→ **Available data**:
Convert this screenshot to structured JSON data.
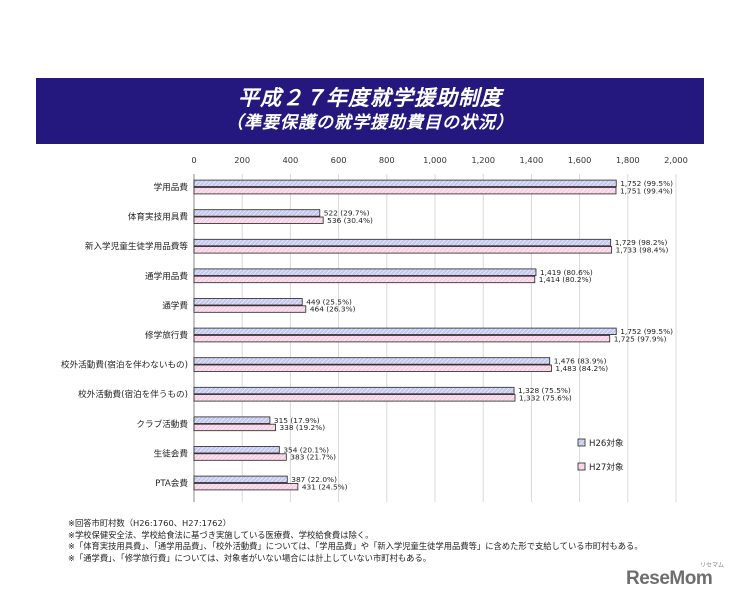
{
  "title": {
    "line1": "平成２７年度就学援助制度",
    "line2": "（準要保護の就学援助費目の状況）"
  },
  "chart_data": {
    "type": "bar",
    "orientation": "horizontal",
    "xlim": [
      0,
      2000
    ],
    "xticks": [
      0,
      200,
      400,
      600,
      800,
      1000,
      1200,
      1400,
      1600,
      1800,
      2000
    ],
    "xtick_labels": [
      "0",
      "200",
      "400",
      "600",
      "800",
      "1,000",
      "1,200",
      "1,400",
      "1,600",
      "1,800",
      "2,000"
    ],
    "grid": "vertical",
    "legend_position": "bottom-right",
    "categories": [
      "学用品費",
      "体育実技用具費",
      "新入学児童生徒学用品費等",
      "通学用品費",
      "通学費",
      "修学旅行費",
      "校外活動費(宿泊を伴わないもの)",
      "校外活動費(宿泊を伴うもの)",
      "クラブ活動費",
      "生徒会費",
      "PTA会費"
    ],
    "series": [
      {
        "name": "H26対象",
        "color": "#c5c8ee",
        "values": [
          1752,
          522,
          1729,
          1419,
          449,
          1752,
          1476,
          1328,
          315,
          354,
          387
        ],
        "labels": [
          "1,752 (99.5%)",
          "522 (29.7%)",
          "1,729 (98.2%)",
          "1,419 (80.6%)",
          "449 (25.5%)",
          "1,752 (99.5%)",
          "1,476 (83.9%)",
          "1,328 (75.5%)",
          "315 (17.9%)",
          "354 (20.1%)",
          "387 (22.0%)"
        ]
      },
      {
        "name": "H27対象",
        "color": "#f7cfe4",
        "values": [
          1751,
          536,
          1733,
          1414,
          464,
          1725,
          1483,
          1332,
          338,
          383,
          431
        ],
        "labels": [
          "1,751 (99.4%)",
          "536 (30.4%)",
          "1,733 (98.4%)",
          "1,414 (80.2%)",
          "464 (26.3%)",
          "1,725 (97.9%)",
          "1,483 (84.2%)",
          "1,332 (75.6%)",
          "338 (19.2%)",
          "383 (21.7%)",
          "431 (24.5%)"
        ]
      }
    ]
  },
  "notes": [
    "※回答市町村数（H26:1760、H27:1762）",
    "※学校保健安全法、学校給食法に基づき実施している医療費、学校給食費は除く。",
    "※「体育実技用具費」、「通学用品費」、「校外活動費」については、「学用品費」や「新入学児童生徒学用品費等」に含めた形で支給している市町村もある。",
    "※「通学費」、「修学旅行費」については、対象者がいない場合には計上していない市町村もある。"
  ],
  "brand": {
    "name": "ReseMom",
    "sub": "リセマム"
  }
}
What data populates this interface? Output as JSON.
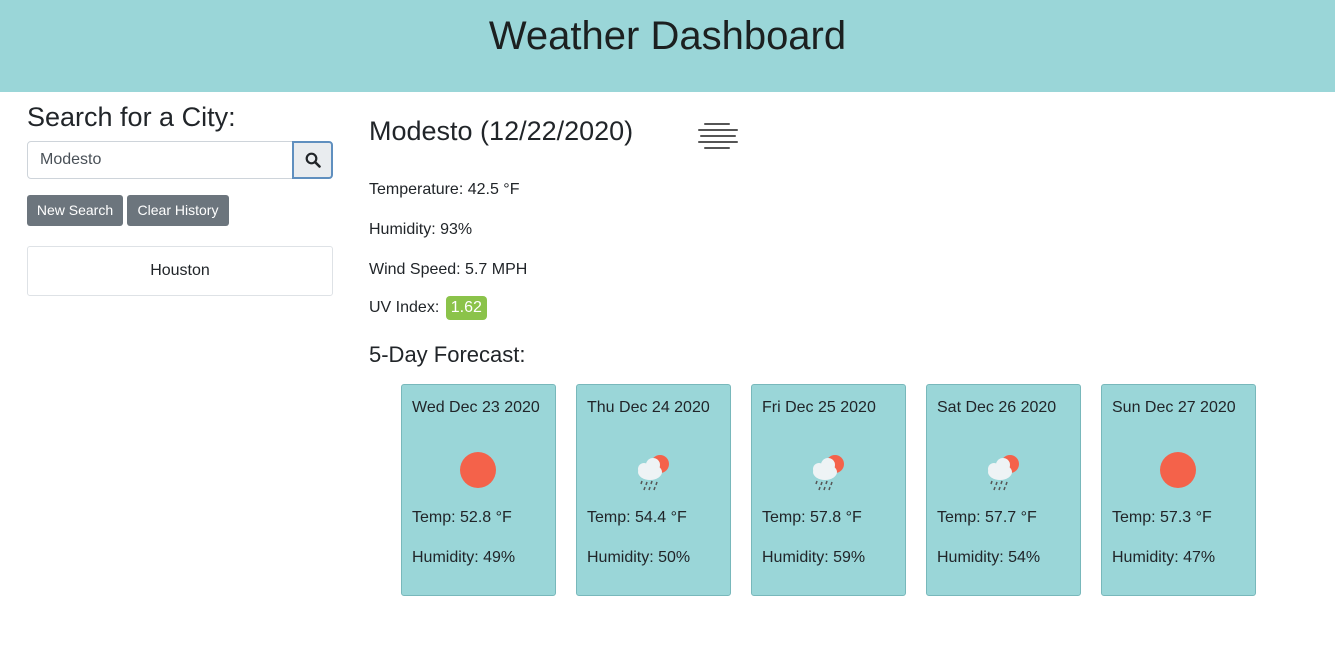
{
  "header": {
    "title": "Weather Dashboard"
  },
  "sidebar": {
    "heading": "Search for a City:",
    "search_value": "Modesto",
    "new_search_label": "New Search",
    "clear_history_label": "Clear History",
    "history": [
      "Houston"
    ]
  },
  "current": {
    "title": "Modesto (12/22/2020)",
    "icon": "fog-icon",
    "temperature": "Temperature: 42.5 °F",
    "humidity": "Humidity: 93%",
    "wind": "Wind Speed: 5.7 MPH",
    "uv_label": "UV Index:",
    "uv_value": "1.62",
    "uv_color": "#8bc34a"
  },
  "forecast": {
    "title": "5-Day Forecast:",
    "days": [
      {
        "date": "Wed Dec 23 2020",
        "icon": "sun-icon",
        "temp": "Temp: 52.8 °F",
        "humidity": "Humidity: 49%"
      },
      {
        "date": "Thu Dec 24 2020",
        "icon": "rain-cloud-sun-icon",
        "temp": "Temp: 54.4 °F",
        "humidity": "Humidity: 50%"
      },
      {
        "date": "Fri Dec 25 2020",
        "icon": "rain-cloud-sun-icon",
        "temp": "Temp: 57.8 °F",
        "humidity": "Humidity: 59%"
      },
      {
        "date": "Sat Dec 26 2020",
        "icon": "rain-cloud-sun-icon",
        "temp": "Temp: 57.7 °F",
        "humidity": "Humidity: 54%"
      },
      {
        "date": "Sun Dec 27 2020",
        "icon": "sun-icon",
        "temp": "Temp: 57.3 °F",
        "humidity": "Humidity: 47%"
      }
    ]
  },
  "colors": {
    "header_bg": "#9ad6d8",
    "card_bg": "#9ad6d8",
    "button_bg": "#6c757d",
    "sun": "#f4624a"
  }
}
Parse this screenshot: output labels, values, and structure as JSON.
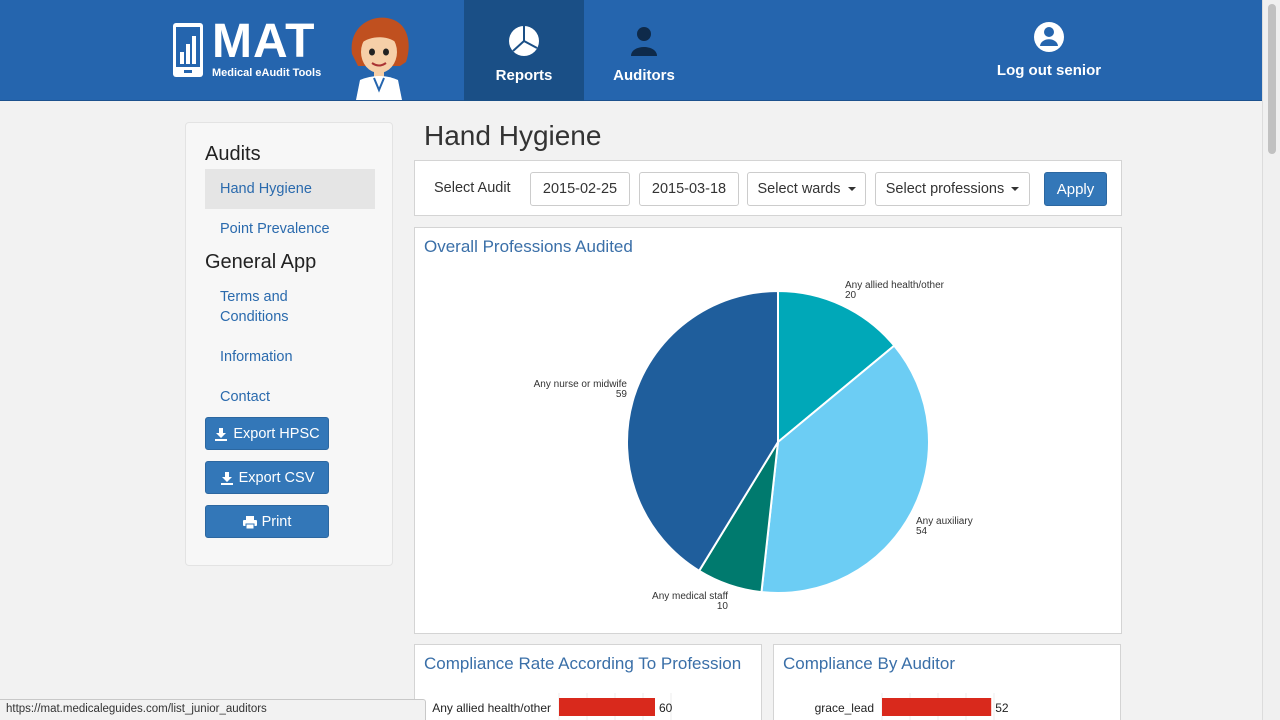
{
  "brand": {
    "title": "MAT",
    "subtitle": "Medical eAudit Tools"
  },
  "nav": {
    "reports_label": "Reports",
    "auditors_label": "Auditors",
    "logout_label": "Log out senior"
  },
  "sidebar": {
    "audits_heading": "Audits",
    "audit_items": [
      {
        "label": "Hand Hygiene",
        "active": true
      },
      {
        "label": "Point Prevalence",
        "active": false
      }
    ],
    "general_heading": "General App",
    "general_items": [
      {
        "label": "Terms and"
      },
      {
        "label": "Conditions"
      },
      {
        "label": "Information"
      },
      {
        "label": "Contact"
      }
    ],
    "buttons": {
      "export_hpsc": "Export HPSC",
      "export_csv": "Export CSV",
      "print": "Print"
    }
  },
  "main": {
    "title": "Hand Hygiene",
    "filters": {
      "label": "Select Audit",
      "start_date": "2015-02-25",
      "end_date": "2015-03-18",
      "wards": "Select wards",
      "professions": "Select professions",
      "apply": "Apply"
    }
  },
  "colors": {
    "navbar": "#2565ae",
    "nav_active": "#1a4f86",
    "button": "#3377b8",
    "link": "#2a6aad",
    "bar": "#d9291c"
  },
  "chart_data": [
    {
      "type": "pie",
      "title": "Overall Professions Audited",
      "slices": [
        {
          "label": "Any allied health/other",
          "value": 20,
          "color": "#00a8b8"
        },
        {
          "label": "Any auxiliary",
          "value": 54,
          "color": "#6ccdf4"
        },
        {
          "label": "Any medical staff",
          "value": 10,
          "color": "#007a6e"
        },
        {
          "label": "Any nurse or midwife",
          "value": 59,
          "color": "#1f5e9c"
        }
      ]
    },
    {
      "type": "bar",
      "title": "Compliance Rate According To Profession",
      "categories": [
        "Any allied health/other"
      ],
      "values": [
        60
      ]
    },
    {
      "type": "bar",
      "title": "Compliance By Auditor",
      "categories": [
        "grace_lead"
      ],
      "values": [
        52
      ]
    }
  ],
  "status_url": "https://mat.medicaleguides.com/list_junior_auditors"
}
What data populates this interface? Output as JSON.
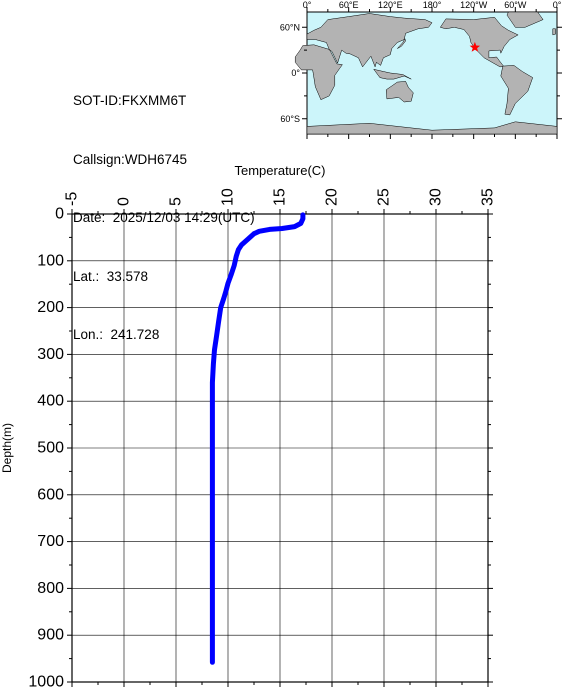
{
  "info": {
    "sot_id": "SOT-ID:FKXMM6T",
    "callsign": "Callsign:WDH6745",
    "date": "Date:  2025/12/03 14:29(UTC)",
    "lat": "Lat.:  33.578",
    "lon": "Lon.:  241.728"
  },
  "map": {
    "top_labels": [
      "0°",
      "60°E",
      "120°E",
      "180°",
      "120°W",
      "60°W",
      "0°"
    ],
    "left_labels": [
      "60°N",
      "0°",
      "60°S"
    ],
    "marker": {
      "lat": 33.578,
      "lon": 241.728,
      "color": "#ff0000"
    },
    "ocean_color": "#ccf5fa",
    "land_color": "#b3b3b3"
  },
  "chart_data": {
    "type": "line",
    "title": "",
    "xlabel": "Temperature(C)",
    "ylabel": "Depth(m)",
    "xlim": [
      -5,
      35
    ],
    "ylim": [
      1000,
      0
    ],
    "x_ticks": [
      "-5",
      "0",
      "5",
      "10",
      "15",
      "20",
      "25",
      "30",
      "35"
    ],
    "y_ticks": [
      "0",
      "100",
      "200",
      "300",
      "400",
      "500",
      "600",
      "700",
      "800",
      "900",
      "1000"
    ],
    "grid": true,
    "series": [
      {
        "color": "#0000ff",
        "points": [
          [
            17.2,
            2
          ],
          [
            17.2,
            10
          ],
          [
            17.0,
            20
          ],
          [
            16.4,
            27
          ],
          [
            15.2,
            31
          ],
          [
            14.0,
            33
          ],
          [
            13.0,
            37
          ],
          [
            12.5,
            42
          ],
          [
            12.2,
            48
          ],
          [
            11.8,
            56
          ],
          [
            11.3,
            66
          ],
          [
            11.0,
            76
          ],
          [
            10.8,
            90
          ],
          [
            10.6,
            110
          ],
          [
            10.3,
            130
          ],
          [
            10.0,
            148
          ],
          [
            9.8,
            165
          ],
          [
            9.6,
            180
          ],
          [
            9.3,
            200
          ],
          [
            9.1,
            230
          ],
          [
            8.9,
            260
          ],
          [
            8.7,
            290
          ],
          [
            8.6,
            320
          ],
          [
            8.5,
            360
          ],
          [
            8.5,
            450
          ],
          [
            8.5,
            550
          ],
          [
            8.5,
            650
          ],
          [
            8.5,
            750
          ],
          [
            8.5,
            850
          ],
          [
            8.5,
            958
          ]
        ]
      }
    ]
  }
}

→ **Goal**: List the lines of the entries that include "新入学児童生徒学用品費等".

→ **Complete response**:
      "新入学児童生徒学用品費等",
    "※「体育実技用具費」、「通学用品費」、「校外活動費」については、「学用品費」や「新入学児童生徒学用品費等」に含めた形で支給している市町村もある。",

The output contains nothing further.